THE INPUT:

╔══

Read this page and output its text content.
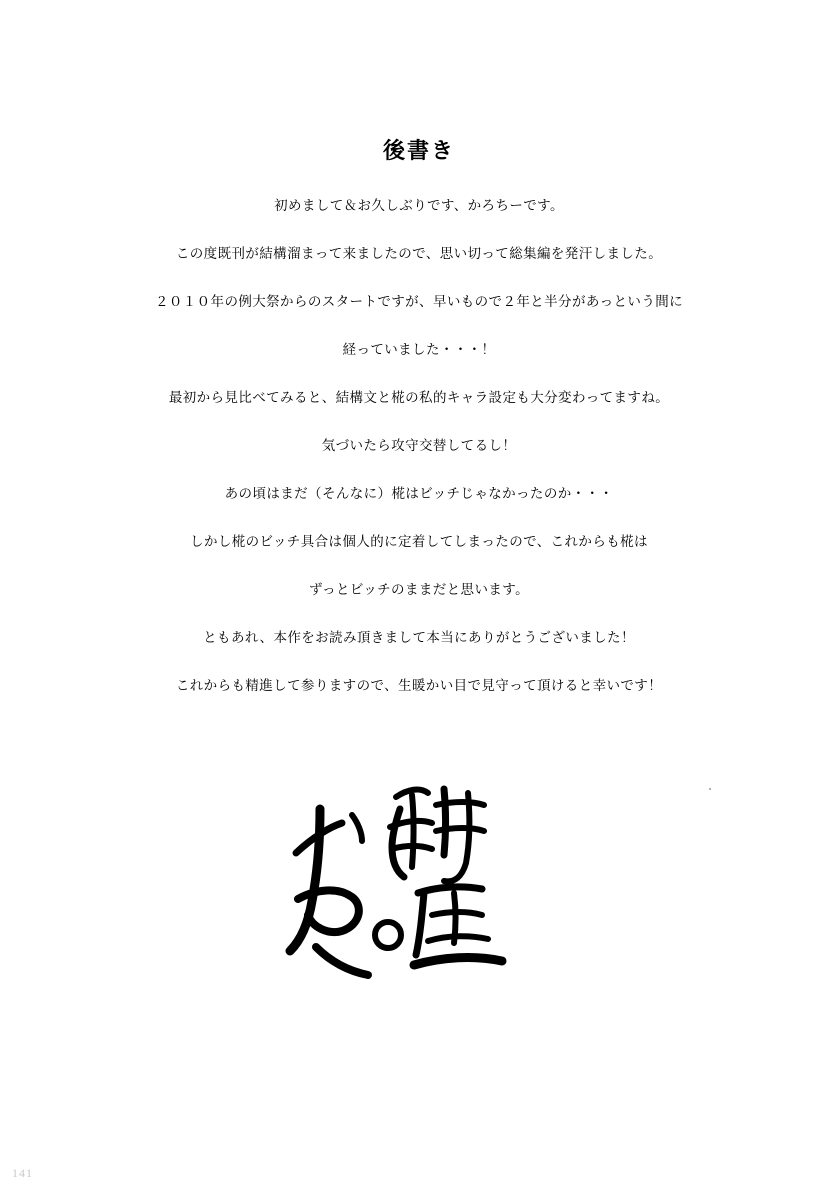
後書き

初めまして＆お久しぶりです、かろちーです。

この度既刊が結構溜まって来ましたので、思い切って総集編を発汗しました。

２０１０年の例大祭からのスタートですが、早いもので２年と半分があっという間に

経っていました・・・！

最初から見比べてみると、結構文と椛の私的キャラ設定も大分変わってますね。

気づいたら攻守交替してるし！

あの頃はまだ（そんなに）椛はビッチじゃなかったのか・・・

しかし椛のビッチ具合は個人的に定着してしまったので、これからも椛は

ずっとビッチのままだと思います。

ともあれ、本作をお読み頂きまして本当にありがとうございました！

これからも精進して参りますので、生暖かい目で見守って頂けると幸いです！

141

╚══

GIVEN EXERCISE: Give every record again exactly, apart from the pictures, which stay out.

FULL RESPONSE:
Read this page and output its text content.
後書き

初めまして＆お久しぶりです、かろちーです。

この度既刊が結構溜まって来ましたので、思い切って総集編を発汗しました。

２０１０年の例大祭からのスタートですが、早いもので２年と半分があっという間に

経っていました・・・！

最初から見比べてみると、結構文と椛の私的キャラ設定も大分変わってますね。

気づいたら攻守交替してるし！

あの頃はまだ（そんなに）椛はビッチじゃなかったのか・・・

しかし椛のビッチ具合は個人的に定着してしまったので、これからも椛は

ずっとビッチのままだと思います。

ともあれ、本作をお読み頂きまして本当にありがとうございました！

これからも精進して参りますので、生暖かい目で見守って頂けると幸いです！

141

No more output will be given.